(Saved entries)
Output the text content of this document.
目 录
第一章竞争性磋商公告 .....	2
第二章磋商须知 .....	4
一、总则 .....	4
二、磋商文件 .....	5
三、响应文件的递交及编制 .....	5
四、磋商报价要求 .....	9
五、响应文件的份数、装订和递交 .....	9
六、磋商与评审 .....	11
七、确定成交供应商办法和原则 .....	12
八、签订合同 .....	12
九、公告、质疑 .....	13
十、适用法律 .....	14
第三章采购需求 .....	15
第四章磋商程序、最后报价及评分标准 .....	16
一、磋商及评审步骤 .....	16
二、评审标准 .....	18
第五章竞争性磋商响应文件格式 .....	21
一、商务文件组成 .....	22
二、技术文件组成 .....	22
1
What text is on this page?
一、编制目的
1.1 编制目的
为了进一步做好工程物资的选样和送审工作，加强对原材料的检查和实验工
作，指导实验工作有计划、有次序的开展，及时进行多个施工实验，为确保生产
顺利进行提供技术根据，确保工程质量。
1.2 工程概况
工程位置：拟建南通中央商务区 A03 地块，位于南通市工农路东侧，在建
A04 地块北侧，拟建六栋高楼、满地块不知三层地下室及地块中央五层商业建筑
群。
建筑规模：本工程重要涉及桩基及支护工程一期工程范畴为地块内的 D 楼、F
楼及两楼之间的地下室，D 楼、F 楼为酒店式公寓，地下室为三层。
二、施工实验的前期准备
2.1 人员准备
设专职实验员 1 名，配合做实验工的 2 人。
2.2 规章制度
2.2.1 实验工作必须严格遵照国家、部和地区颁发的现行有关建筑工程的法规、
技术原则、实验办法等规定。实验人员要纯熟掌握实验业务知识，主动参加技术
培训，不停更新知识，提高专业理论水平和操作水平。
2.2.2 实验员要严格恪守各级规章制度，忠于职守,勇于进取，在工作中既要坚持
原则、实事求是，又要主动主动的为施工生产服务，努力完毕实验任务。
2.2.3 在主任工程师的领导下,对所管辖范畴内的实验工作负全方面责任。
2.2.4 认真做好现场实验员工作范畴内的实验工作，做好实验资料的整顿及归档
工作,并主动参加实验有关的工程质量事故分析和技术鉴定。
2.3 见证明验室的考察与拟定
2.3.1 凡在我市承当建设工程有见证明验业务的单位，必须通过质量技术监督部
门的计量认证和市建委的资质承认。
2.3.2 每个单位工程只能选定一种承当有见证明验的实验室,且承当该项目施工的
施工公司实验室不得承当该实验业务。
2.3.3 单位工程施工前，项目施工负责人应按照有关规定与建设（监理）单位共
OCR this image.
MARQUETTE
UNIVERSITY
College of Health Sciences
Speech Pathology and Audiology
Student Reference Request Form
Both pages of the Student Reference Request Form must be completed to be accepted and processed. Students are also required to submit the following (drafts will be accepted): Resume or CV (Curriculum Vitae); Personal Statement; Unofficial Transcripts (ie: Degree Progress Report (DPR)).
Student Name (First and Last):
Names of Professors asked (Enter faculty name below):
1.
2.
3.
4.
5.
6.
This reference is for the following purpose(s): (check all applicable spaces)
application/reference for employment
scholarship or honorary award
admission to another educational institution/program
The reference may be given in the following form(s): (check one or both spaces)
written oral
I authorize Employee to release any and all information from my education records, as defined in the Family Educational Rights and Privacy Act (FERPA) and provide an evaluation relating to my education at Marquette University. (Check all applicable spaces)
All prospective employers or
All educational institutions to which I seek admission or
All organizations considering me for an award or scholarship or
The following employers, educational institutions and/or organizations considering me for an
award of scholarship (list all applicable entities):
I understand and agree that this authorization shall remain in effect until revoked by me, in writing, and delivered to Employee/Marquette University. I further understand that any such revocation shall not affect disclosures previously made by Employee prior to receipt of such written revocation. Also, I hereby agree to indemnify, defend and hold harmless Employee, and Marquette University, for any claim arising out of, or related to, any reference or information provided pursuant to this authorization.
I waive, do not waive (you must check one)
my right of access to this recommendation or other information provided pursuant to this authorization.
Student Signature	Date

### GOAL
Return each line in the records that holds the string "pursuant".

### COMPLETE OUTPUT
I understand and agree that this authorization shall remain in effect until revoked by me, in writing, and delivered to Employee/Marquette University. I further understand that any such revocation shall not affect disclosures previously made by Employee prior to receipt of such written revocation. Also, I hereby agree to indemnify, defend and hold harmless Employee, and Marquette University, for any claim arising out of, or related to, any reference or information provided pursuant to this authorization.
my right of access to this recommendation or other information provided pursuant to this authorization.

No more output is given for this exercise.